_Prompt:_ Restate the records that follow word for word; no pictures should appear.

_Supplied data:_
+++

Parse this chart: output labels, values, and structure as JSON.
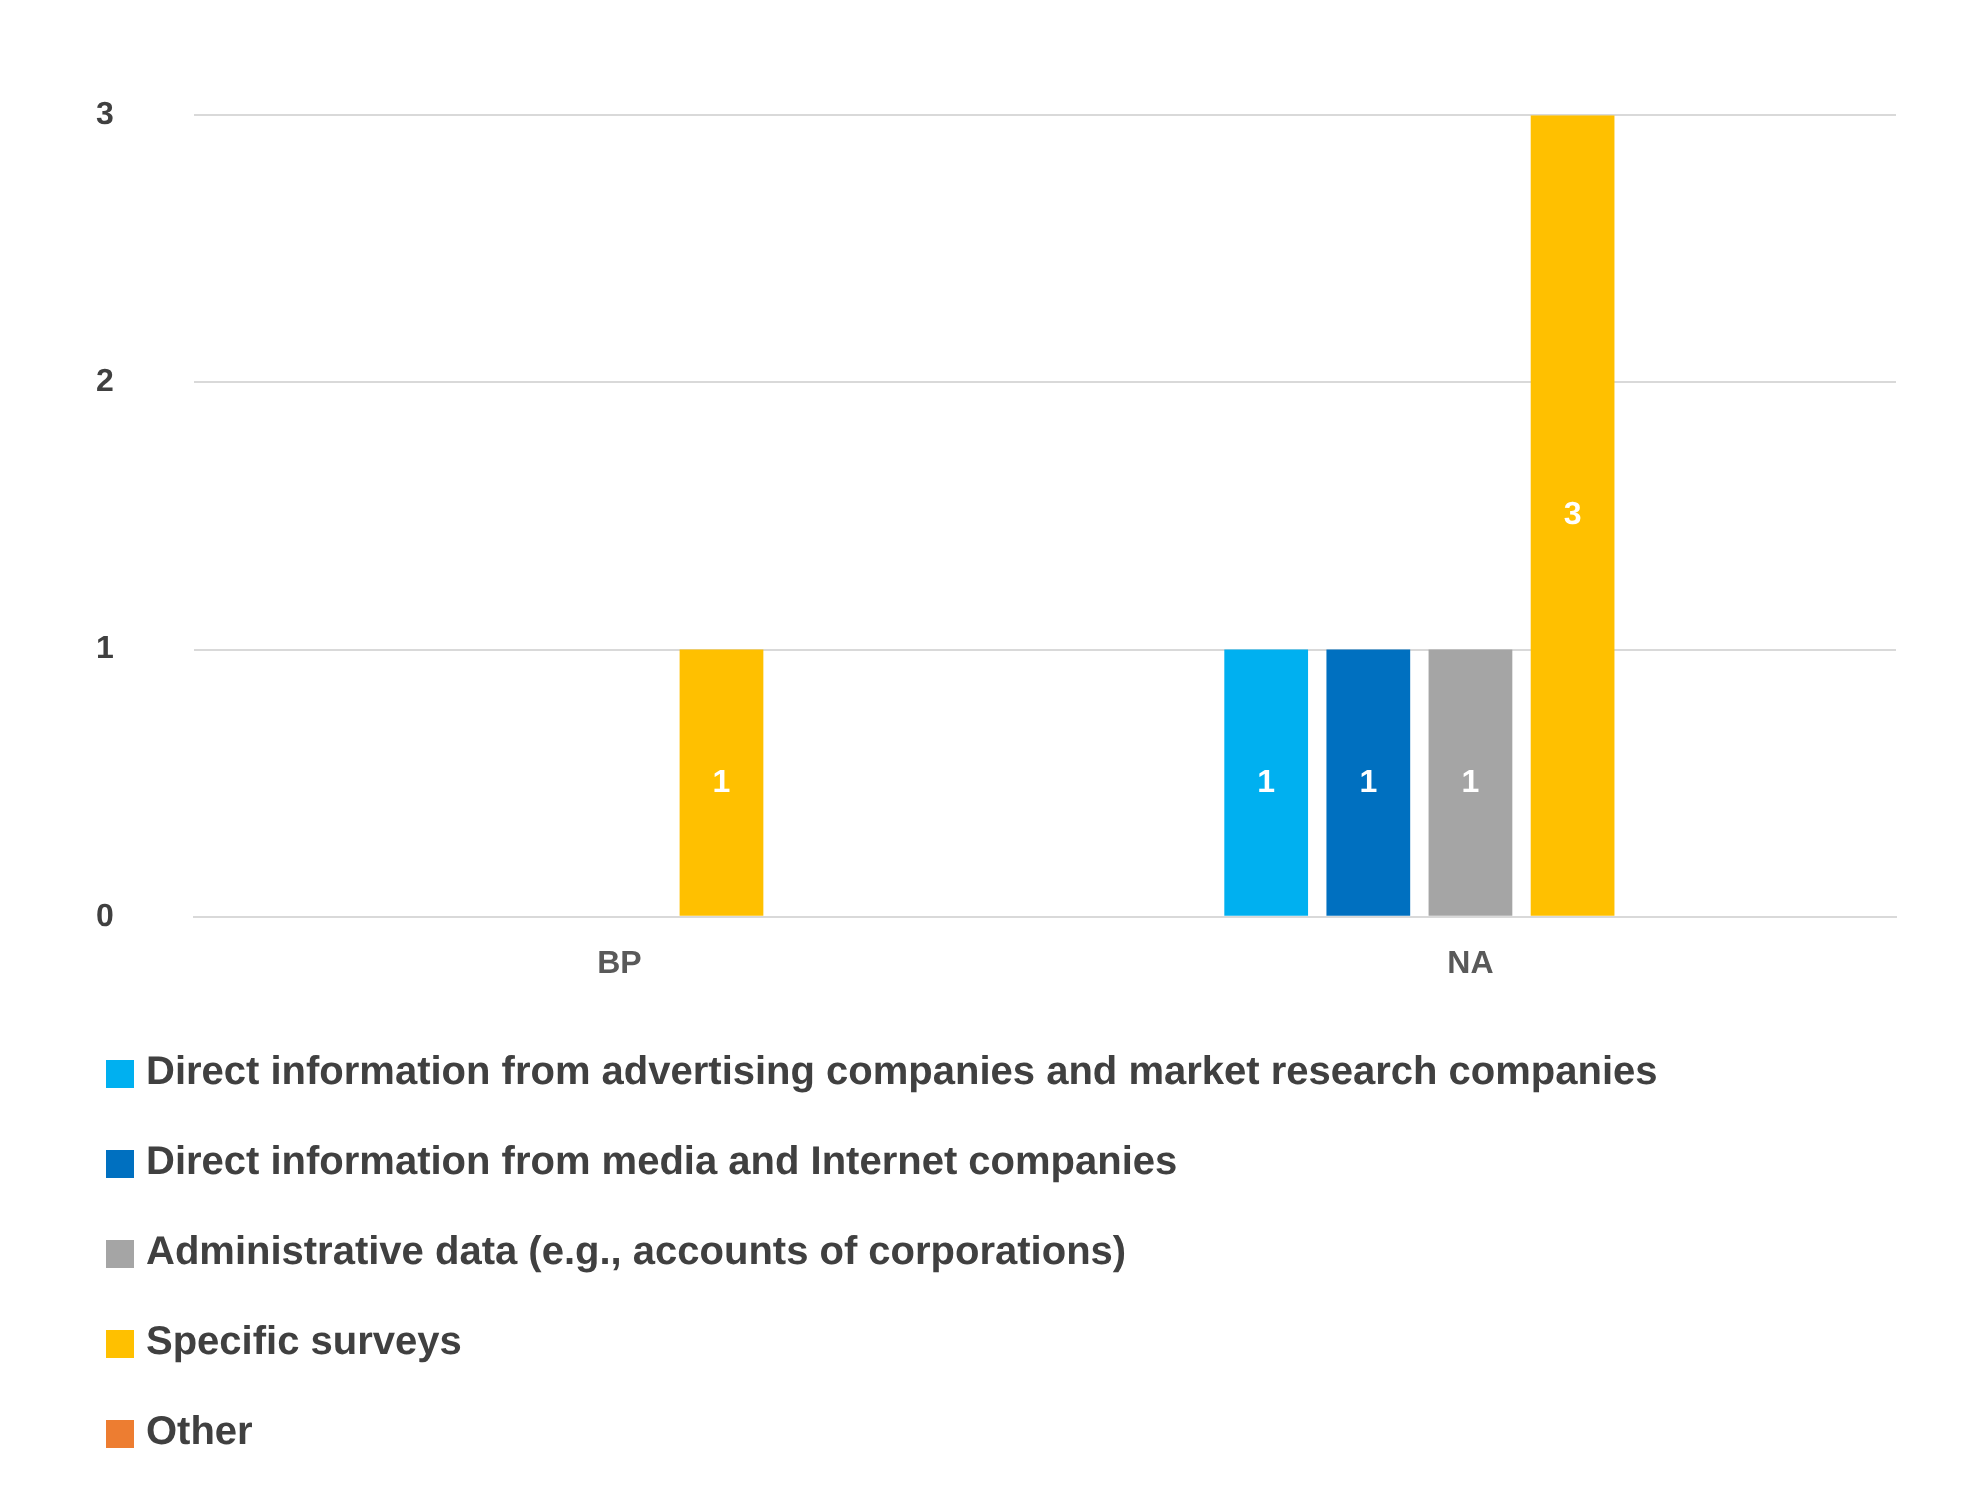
{
  "chart_data": {
    "type": "bar",
    "categories": [
      "BP",
      "NA"
    ],
    "series": [
      {
        "name": "Direct information from advertising companies and market research companies",
        "color": "#00b0f0",
        "values": [
          null,
          1
        ]
      },
      {
        "name": "Direct information from media and Internet companies",
        "color": "#0070c0",
        "values": [
          null,
          1
        ]
      },
      {
        "name": "Administrative data (e.g., accounts of corporations)",
        "color": "#a5a5a5",
        "values": [
          null,
          1
        ]
      },
      {
        "name": "Specific surveys",
        "color": "#ffc000",
        "values": [
          1,
          3
        ]
      },
      {
        "name": "Other",
        "color": "#ed7d31",
        "values": [
          null,
          null
        ]
      }
    ],
    "ylim": [
      0,
      3
    ],
    "yticks": [
      0,
      1,
      2,
      3
    ],
    "grid": "y",
    "legend": "bottom",
    "data_labels": true
  }
}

+++

_Full response:_
Parse this chart: output labels, values, and structure as JSON.
{
  "chart_data": {
    "type": "bar",
    "categories": [
      "BP",
      "NA"
    ],
    "series": [
      {
        "name": "Direct information from advertising companies and market research companies",
        "color": "#00b0f0",
        "values": [
          null,
          1
        ]
      },
      {
        "name": "Direct information from media and Internet companies",
        "color": "#0070c0",
        "values": [
          null,
          1
        ]
      },
      {
        "name": "Administrative data (e.g., accounts of corporations)",
        "color": "#a5a5a5",
        "values": [
          null,
          1
        ]
      },
      {
        "name": "Specific surveys",
        "color": "#ffc000",
        "values": [
          1,
          3
        ]
      },
      {
        "name": "Other",
        "color": "#ed7d31",
        "values": [
          null,
          null
        ]
      }
    ],
    "ylim": [
      0,
      3
    ],
    "yticks": [
      0,
      1,
      2,
      3
    ],
    "grid": "y",
    "legend": "bottom",
    "data_labels": true
  }
}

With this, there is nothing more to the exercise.